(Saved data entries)
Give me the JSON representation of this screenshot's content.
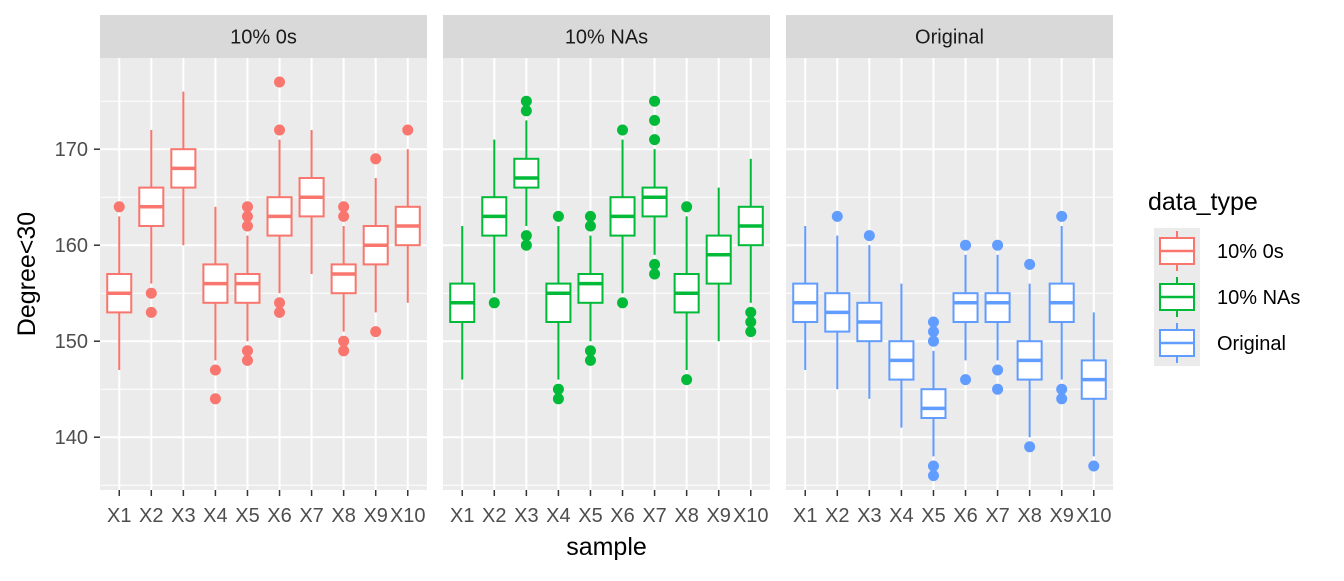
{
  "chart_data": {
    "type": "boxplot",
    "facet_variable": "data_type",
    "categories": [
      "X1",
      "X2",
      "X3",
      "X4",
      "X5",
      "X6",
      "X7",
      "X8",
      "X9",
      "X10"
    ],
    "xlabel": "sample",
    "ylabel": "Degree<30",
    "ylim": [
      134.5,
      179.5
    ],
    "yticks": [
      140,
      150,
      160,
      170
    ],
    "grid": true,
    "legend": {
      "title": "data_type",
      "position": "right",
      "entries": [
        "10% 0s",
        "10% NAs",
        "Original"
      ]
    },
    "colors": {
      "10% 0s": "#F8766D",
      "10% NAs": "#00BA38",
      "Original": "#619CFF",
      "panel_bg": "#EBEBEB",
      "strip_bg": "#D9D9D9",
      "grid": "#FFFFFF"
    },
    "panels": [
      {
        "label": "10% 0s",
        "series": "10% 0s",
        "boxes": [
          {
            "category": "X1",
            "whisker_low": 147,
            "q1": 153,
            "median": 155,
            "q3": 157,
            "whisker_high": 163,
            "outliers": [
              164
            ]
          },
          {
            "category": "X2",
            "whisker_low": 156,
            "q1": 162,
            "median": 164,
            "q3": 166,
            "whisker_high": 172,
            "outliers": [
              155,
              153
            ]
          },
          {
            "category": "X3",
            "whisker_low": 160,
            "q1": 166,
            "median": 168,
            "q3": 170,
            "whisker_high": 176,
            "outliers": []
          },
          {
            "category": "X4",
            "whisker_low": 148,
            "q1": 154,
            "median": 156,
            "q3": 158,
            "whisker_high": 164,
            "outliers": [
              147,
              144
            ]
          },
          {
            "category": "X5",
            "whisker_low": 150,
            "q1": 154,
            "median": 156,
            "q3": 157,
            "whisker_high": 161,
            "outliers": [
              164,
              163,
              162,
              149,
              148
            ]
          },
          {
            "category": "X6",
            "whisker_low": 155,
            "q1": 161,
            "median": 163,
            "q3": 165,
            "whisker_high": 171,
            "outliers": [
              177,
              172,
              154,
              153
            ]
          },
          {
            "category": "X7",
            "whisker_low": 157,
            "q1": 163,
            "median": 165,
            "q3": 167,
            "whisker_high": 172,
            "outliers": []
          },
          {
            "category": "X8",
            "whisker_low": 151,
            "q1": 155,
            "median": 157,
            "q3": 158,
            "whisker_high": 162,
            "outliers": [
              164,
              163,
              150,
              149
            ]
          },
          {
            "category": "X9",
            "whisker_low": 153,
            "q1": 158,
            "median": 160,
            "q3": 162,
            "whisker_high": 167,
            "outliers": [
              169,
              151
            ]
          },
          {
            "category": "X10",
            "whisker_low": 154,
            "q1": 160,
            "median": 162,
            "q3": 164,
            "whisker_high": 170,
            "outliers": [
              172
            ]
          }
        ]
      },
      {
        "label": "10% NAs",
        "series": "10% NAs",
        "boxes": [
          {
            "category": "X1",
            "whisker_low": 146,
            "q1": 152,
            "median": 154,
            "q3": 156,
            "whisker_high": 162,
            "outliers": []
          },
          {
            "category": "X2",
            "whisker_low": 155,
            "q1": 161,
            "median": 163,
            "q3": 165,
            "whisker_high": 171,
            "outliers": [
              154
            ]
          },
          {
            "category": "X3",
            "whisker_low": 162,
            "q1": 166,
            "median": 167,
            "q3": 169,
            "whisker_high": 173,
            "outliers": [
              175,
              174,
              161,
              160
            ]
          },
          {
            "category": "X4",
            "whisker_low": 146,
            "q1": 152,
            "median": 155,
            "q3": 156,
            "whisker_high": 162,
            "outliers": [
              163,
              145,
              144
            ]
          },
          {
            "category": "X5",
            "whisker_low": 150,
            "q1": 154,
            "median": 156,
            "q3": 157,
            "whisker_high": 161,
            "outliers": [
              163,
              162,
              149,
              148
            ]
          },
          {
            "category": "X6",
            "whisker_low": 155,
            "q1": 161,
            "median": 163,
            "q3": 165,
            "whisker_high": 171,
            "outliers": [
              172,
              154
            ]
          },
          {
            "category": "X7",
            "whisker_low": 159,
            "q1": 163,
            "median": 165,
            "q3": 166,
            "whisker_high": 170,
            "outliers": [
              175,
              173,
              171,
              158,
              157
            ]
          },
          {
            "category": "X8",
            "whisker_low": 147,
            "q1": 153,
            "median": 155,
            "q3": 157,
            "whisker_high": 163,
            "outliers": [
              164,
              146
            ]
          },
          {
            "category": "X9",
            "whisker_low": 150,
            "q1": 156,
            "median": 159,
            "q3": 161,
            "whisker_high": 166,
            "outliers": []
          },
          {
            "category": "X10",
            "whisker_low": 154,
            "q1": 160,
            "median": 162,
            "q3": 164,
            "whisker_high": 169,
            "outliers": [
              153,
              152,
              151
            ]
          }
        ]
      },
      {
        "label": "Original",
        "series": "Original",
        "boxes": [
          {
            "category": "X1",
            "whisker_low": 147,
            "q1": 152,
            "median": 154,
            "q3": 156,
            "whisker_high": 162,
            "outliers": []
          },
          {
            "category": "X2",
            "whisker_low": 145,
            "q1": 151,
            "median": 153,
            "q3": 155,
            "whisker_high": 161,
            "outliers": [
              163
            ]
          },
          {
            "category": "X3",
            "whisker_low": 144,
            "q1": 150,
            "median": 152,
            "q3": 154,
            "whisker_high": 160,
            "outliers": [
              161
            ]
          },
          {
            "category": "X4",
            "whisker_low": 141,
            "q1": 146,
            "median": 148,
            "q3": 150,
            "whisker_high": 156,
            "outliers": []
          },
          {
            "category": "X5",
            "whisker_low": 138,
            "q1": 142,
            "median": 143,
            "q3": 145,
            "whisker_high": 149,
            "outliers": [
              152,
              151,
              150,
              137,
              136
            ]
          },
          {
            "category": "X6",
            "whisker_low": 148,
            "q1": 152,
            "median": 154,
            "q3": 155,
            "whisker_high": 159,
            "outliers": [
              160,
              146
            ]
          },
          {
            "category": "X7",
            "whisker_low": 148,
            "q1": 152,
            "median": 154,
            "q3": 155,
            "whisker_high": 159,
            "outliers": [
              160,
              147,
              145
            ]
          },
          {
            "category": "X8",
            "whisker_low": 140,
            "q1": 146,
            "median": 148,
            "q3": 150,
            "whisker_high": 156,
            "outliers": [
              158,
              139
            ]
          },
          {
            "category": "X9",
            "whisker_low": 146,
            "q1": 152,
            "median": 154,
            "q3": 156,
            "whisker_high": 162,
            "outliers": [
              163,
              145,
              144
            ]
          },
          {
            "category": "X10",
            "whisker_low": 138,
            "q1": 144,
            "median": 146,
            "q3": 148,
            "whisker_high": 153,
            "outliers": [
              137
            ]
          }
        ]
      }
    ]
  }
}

## Your task
Reproduce every record word for word. The copy must contain no pictures.

## Correct response
Give me the JSON representation of this screenshot's content.
{
  "chart_data": {
    "type": "boxplot",
    "facet_variable": "data_type",
    "categories": [
      "X1",
      "X2",
      "X3",
      "X4",
      "X5",
      "X6",
      "X7",
      "X8",
      "X9",
      "X10"
    ],
    "xlabel": "sample",
    "ylabel": "Degree<30",
    "ylim": [
      134.5,
      179.5
    ],
    "yticks": [
      140,
      150,
      160,
      170
    ],
    "grid": true,
    "legend": {
      "title": "data_type",
      "position": "right",
      "entries": [
        "10% 0s",
        "10% NAs",
        "Original"
      ]
    },
    "colors": {
      "10% 0s": "#F8766D",
      "10% NAs": "#00BA38",
      "Original": "#619CFF",
      "panel_bg": "#EBEBEB",
      "strip_bg": "#D9D9D9",
      "grid": "#FFFFFF"
    },
    "panels": [
      {
        "label": "10% 0s",
        "series": "10% 0s",
        "boxes": [
          {
            "category": "X1",
            "whisker_low": 147,
            "q1": 153,
            "median": 155,
            "q3": 157,
            "whisker_high": 163,
            "outliers": [
              164
            ]
          },
          {
            "category": "X2",
            "whisker_low": 156,
            "q1": 162,
            "median": 164,
            "q3": 166,
            "whisker_high": 172,
            "outliers": [
              155,
              153
            ]
          },
          {
            "category": "X3",
            "whisker_low": 160,
            "q1": 166,
            "median": 168,
            "q3": 170,
            "whisker_high": 176,
            "outliers": []
          },
          {
            "category": "X4",
            "whisker_low": 148,
            "q1": 154,
            "median": 156,
            "q3": 158,
            "whisker_high": 164,
            "outliers": [
              147,
              144
            ]
          },
          {
            "category": "X5",
            "whisker_low": 150,
            "q1": 154,
            "median": 156,
            "q3": 157,
            "whisker_high": 161,
            "outliers": [
              164,
              163,
              162,
              149,
              148
            ]
          },
          {
            "category": "X6",
            "whisker_low": 155,
            "q1": 161,
            "median": 163,
            "q3": 165,
            "whisker_high": 171,
            "outliers": [
              177,
              172,
              154,
              153
            ]
          },
          {
            "category": "X7",
            "whisker_low": 157,
            "q1": 163,
            "median": 165,
            "q3": 167,
            "whisker_high": 172,
            "outliers": []
          },
          {
            "category": "X8",
            "whisker_low": 151,
            "q1": 155,
            "median": 157,
            "q3": 158,
            "whisker_high": 162,
            "outliers": [
              164,
              163,
              150,
              149
            ]
          },
          {
            "category": "X9",
            "whisker_low": 153,
            "q1": 158,
            "median": 160,
            "q3": 162,
            "whisker_high": 167,
            "outliers": [
              169,
              151
            ]
          },
          {
            "category": "X10",
            "whisker_low": 154,
            "q1": 160,
            "median": 162,
            "q3": 164,
            "whisker_high": 170,
            "outliers": [
              172
            ]
          }
        ]
      },
      {
        "label": "10% NAs",
        "series": "10% NAs",
        "boxes": [
          {
            "category": "X1",
            "whisker_low": 146,
            "q1": 152,
            "median": 154,
            "q3": 156,
            "whisker_high": 162,
            "outliers": []
          },
          {
            "category": "X2",
            "whisker_low": 155,
            "q1": 161,
            "median": 163,
            "q3": 165,
            "whisker_high": 171,
            "outliers": [
              154
            ]
          },
          {
            "category": "X3",
            "whisker_low": 162,
            "q1": 166,
            "median": 167,
            "q3": 169,
            "whisker_high": 173,
            "outliers": [
              175,
              174,
              161,
              160
            ]
          },
          {
            "category": "X4",
            "whisker_low": 146,
            "q1": 152,
            "median": 155,
            "q3": 156,
            "whisker_high": 162,
            "outliers": [
              163,
              145,
              144
            ]
          },
          {
            "category": "X5",
            "whisker_low": 150,
            "q1": 154,
            "median": 156,
            "q3": 157,
            "whisker_high": 161,
            "outliers": [
              163,
              162,
              149,
              148
            ]
          },
          {
            "category": "X6",
            "whisker_low": 155,
            "q1": 161,
            "median": 163,
            "q3": 165,
            "whisker_high": 171,
            "outliers": [
              172,
              154
            ]
          },
          {
            "category": "X7",
            "whisker_low": 159,
            "q1": 163,
            "median": 165,
            "q3": 166,
            "whisker_high": 170,
            "outliers": [
              175,
              173,
              171,
              158,
              157
            ]
          },
          {
            "category": "X8",
            "whisker_low": 147,
            "q1": 153,
            "median": 155,
            "q3": 157,
            "whisker_high": 163,
            "outliers": [
              164,
              146
            ]
          },
          {
            "category": "X9",
            "whisker_low": 150,
            "q1": 156,
            "median": 159,
            "q3": 161,
            "whisker_high": 166,
            "outliers": []
          },
          {
            "category": "X10",
            "whisker_low": 154,
            "q1": 160,
            "median": 162,
            "q3": 164,
            "whisker_high": 169,
            "outliers": [
              153,
              152,
              151
            ]
          }
        ]
      },
      {
        "label": "Original",
        "series": "Original",
        "boxes": [
          {
            "category": "X1",
            "whisker_low": 147,
            "q1": 152,
            "median": 154,
            "q3": 156,
            "whisker_high": 162,
            "outliers": []
          },
          {
            "category": "X2",
            "whisker_low": 145,
            "q1": 151,
            "median": 153,
            "q3": 155,
            "whisker_high": 161,
            "outliers": [
              163
            ]
          },
          {
            "category": "X3",
            "whisker_low": 144,
            "q1": 150,
            "median": 152,
            "q3": 154,
            "whisker_high": 160,
            "outliers": [
              161
            ]
          },
          {
            "category": "X4",
            "whisker_low": 141,
            "q1": 146,
            "median": 148,
            "q3": 150,
            "whisker_high": 156,
            "outliers": []
          },
          {
            "category": "X5",
            "whisker_low": 138,
            "q1": 142,
            "median": 143,
            "q3": 145,
            "whisker_high": 149,
            "outliers": [
              152,
              151,
              150,
              137,
              136
            ]
          },
          {
            "category": "X6",
            "whisker_low": 148,
            "q1": 152,
            "median": 154,
            "q3": 155,
            "whisker_high": 159,
            "outliers": [
              160,
              146
            ]
          },
          {
            "category": "X7",
            "whisker_low": 148,
            "q1": 152,
            "median": 154,
            "q3": 155,
            "whisker_high": 159,
            "outliers": [
              160,
              147,
              145
            ]
          },
          {
            "category": "X8",
            "whisker_low": 140,
            "q1": 146,
            "median": 148,
            "q3": 150,
            "whisker_high": 156,
            "outliers": [
              158,
              139
            ]
          },
          {
            "category": "X9",
            "whisker_low": 146,
            "q1": 152,
            "median": 154,
            "q3": 156,
            "whisker_high": 162,
            "outliers": [
              163,
              145,
              144
            ]
          },
          {
            "category": "X10",
            "whisker_low": 138,
            "q1": 144,
            "median": 146,
            "q3": 148,
            "whisker_high": 153,
            "outliers": [
              137
            ]
          }
        ]
      }
    ]
  }
}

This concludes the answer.